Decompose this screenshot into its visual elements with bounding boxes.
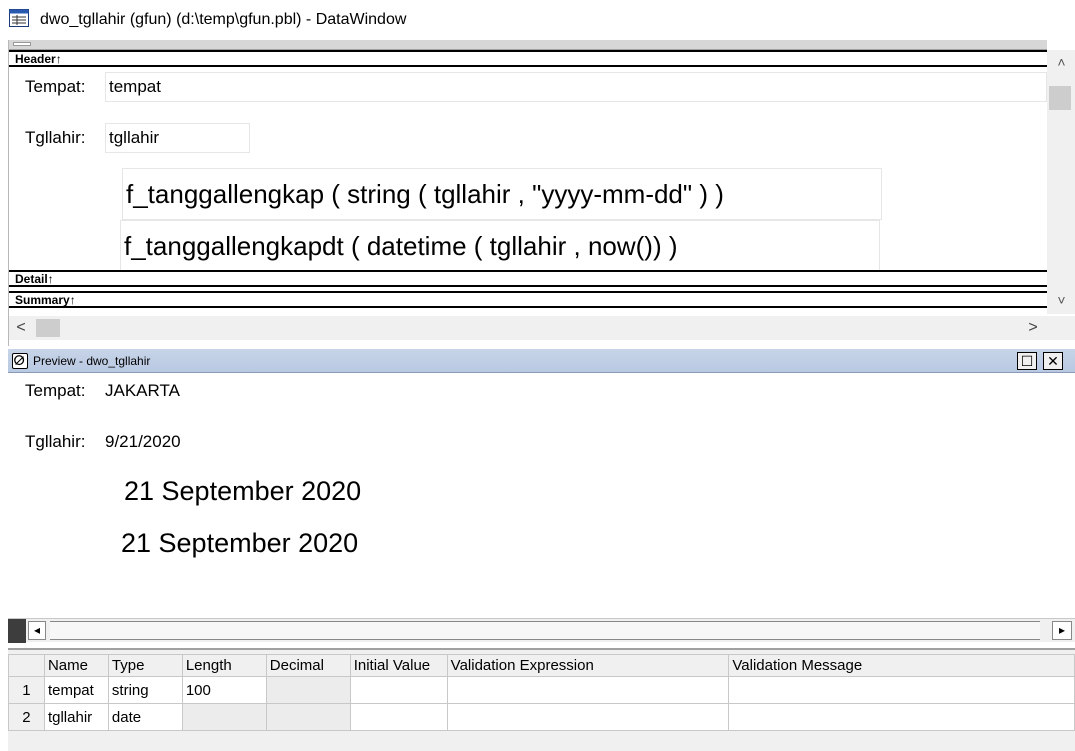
column-header-row: Name Type Length Decimal Initial Value V… <box>8 654 1075 677</box>
preview-tgllahir-label: Tgllahir: <box>25 432 86 451</box>
summary-band[interactable]: Summary↑ <box>9 291 1047 308</box>
cell-validation-message[interactable] <box>728 703 1075 731</box>
horizontal-scroll-thumb[interactable] <box>36 319 60 337</box>
col-header-decimal[interactable]: Decimal <box>265 654 351 677</box>
scroll-right-icon[interactable]: ▸ <box>1052 621 1072 640</box>
design-pane[interactable]: Header↑ Tempat: tempat Tgllahir: tgllahi… <box>8 40 1075 346</box>
table-row[interactable]: 1 tempat string 100 <box>8 676 1075 704</box>
preview-tgllahir-value: 9/21/2020 <box>105 432 181 451</box>
col-header-type[interactable]: Type <box>107 654 183 677</box>
header-band-label: Header↑ <box>15 52 62 66</box>
close-icon[interactable]: ✕ <box>1043 352 1063 370</box>
cell-validation-message[interactable] <box>728 676 1075 704</box>
column-spec-table: Name Type Length Decimal Initial Value V… <box>8 654 1075 731</box>
tgllahir-field[interactable]: tgllahir <box>105 123 250 153</box>
window-title: dwo_tgllahir (gfun) (d:\temp\gfun.pbl) -… <box>40 11 407 28</box>
title-bar: dwo_tgllahir (gfun) (d:\temp\gfun.pbl) -… <box>0 0 1075 40</box>
vertical-scroll-thumb[interactable] <box>1049 86 1071 110</box>
preview-tempat-value: JAKARTA <box>105 381 180 400</box>
cell-type[interactable]: date <box>107 703 183 731</box>
cell-name[interactable]: tempat <box>43 676 109 704</box>
expr-tanggallengkap[interactable]: f_tanggallengkap ( string ( tgllahir , "… <box>122 168 882 220</box>
detail-band[interactable]: Detail↑ <box>9 270 1047 287</box>
table-row[interactable]: 2 tgllahir date <box>8 703 1075 731</box>
cell-type[interactable]: string <box>107 676 183 704</box>
cell-initial-value[interactable] <box>349 676 448 704</box>
cell-length[interactable]: 100 <box>181 676 267 704</box>
row-number: 1 <box>8 676 45 704</box>
cell-decimal[interactable] <box>265 676 351 704</box>
column-spec-grid[interactable]: Name Type Length Decimal Initial Value V… <box>8 648 1075 751</box>
scroll-left-icon[interactable]: ◂ <box>28 621 46 640</box>
tempat-label[interactable]: Tempat: <box>25 77 85 97</box>
col-header-validation-expression[interactable]: Validation Expression <box>446 654 730 677</box>
preview-icon <box>12 353 28 369</box>
preview-title: Preview - dwo_tgllahir <box>33 354 151 368</box>
col-header-initial-value[interactable]: Initial Value <box>349 654 448 677</box>
design-horizontal-scrollbar[interactable]: < > <box>9 316 1075 340</box>
scroll-right-icon[interactable]: > <box>1023 318 1043 338</box>
cell-validation-expression[interactable] <box>446 703 730 731</box>
preview-horizontal-scrollbar[interactable]: ◂ ▸ <box>8 618 1075 643</box>
scroll-down-icon[interactable]: ˅ <box>1047 290 1075 310</box>
datawindow-icon <box>9 9 29 27</box>
col-header-name[interactable]: Name <box>43 654 109 677</box>
col-header-length[interactable]: Length <box>181 654 267 677</box>
preview-result-1: 21 September 2020 <box>124 476 362 506</box>
cell-length[interactable] <box>181 703 267 731</box>
preview-pane[interactable]: Preview - dwo_tgllahir ☐ ✕ Tempat: JAKAR… <box>8 349 1075 645</box>
preview-title-bar: Preview - dwo_tgllahir ☐ ✕ <box>8 349 1075 373</box>
cell-decimal[interactable] <box>265 703 351 731</box>
preview-tempat-label: Tempat: <box>25 381 86 400</box>
design-vertical-scrollbar[interactable]: ˄ ˅ <box>1047 50 1075 314</box>
expr-tanggallengkapdt[interactable]: f_tanggallengkapdt ( datetime ( tgllahir… <box>120 220 880 272</box>
tgllahir-label[interactable]: Tgllahir: <box>25 128 85 148</box>
ruler <box>9 40 1047 50</box>
cell-name[interactable]: tgllahir <box>43 703 109 731</box>
header-band[interactable]: Header↑ <box>9 50 1047 67</box>
tempat-field[interactable]: tempat <box>105 72 1047 102</box>
detail-band-label: Detail↑ <box>15 272 54 286</box>
row-number: 2 <box>8 703 45 731</box>
scroll-left-icon[interactable]: < <box>11 318 31 338</box>
summary-band-label: Summary↑ <box>15 293 76 307</box>
cell-initial-value[interactable] <box>349 703 448 731</box>
col-header-validation-message[interactable]: Validation Message <box>728 654 1075 677</box>
preview-result-2: 21 September 2020 <box>121 528 359 558</box>
preview-scroll-track[interactable] <box>50 621 1040 640</box>
restore-icon[interactable]: ☐ <box>1017 352 1037 370</box>
scroll-up-icon[interactable]: ˄ <box>1047 52 1075 72</box>
cell-validation-expression[interactable] <box>446 676 730 704</box>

------

Prompt: Return every line of the data above unchanged and in the same order, leaving out the picture.

Correct output:
Decompose this screenshot into its visual elements with bounding boxes.
column-header-row: Name Type Length Decimal Initial Value V… <box>8 654 1075 677</box>
preview-tgllahir-label: Tgllahir: <box>25 432 86 451</box>
summary-band[interactable]: Summary↑ <box>9 291 1047 308</box>
cell-validation-message[interactable] <box>728 703 1075 731</box>
horizontal-scroll-thumb[interactable] <box>36 319 60 337</box>
col-header-decimal[interactable]: Decimal <box>265 654 351 677</box>
scroll-right-icon[interactable]: ▸ <box>1052 621 1072 640</box>
design-pane[interactable]: Header↑ Tempat: tempat Tgllahir: tgllahi… <box>8 40 1075 346</box>
table-row[interactable]: 1 tempat string 100 <box>8 676 1075 704</box>
preview-tgllahir-value: 9/21/2020 <box>105 432 181 451</box>
col-header-type[interactable]: Type <box>107 654 183 677</box>
header-band-label: Header↑ <box>15 52 62 66</box>
close-icon[interactable]: ✕ <box>1043 352 1063 370</box>
cell-validation-message[interactable] <box>728 676 1075 704</box>
column-spec-table: Name Type Length Decimal Initial Value V… <box>8 654 1075 731</box>
tgllahir-field[interactable]: tgllahir <box>105 123 250 153</box>
window-title: dwo_tgllahir (gfun) (d:\temp\gfun.pbl) -… <box>40 11 407 28</box>
title-bar: dwo_tgllahir (gfun) (d:\temp\gfun.pbl) -… <box>0 0 1075 40</box>
vertical-scroll-thumb[interactable] <box>1049 86 1071 110</box>
preview-tempat-value: JAKARTA <box>105 381 180 400</box>
cell-type[interactable]: date <box>107 703 183 731</box>
cell-name[interactable]: tempat <box>43 676 109 704</box>
expr-tanggallengkap[interactable]: f_tanggallengkap ( string ( tgllahir , "… <box>122 168 882 220</box>
detail-band[interactable]: Detail↑ <box>9 270 1047 287</box>
table-row[interactable]: 2 tgllahir date <box>8 703 1075 731</box>
cell-type[interactable]: string <box>107 676 183 704</box>
cell-initial-value[interactable] <box>349 676 448 704</box>
cell-length[interactable]: 100 <box>181 676 267 704</box>
row-number: 1 <box>8 676 45 704</box>
cell-decimal[interactable] <box>265 676 351 704</box>
column-spec-grid[interactable]: Name Type Length Decimal Initial Value V… <box>8 648 1075 751</box>
scroll-left-icon[interactable]: ◂ <box>28 621 46 640</box>
tempat-label[interactable]: Tempat: <box>25 77 85 97</box>
col-header-validation-expression[interactable]: Validation Expression <box>446 654 730 677</box>
preview-icon <box>12 353 28 369</box>
preview-title: Preview - dwo_tgllahir <box>33 354 151 368</box>
col-header-initial-value[interactable]: Initial Value <box>349 654 448 677</box>
design-horizontal-scrollbar[interactable]: < > <box>9 316 1075 340</box>
scroll-right-icon[interactable]: > <box>1023 318 1043 338</box>
cell-validation-expression[interactable] <box>446 703 730 731</box>
preview-horizontal-scrollbar[interactable]: ◂ ▸ <box>8 618 1075 643</box>
scroll-down-icon[interactable]: ˅ <box>1047 290 1075 310</box>
datawindow-icon <box>9 9 29 27</box>
col-header-name[interactable]: Name <box>43 654 109 677</box>
col-header-length[interactable]: Length <box>181 654 267 677</box>
preview-result-1: 21 September 2020 <box>124 476 362 506</box>
cell-length[interactable] <box>181 703 267 731</box>
preview-pane[interactable]: Preview - dwo_tgllahir ☐ ✕ Tempat: JAKAR… <box>8 349 1075 645</box>
preview-title-bar: Preview - dwo_tgllahir ☐ ✕ <box>8 349 1075 373</box>
cell-decimal[interactable] <box>265 703 351 731</box>
preview-tempat-label: Tempat: <box>25 381 86 400</box>
design-vertical-scrollbar[interactable]: ˄ ˅ <box>1047 50 1075 314</box>
expr-tanggallengkapdt[interactable]: f_tanggallengkapdt ( datetime ( tgllahir… <box>120 220 880 272</box>
tgllahir-label[interactable]: Tgllahir: <box>25 128 85 148</box>
ruler <box>9 40 1047 50</box>
cell-name[interactable]: tgllahir <box>43 703 109 731</box>
header-band[interactable]: Header↑ <box>9 50 1047 67</box>
tempat-field[interactable]: tempat <box>105 72 1047 102</box>
detail-band-label: Detail↑ <box>15 272 54 286</box>
row-number: 2 <box>8 703 45 731</box>
scroll-left-icon[interactable]: < <box>11 318 31 338</box>
summary-band-label: Summary↑ <box>15 293 76 307</box>
cell-initial-value[interactable] <box>349 703 448 731</box>
col-header-validation-message[interactable]: Validation Message <box>728 654 1075 677</box>
preview-result-2: 21 September 2020 <box>121 528 359 558</box>
preview-scroll-track[interactable] <box>50 621 1040 640</box>
restore-icon[interactable]: ☐ <box>1017 352 1037 370</box>
scroll-up-icon[interactable]: ˄ <box>1047 52 1075 72</box>
cell-validation-expression[interactable] <box>446 676 730 704</box>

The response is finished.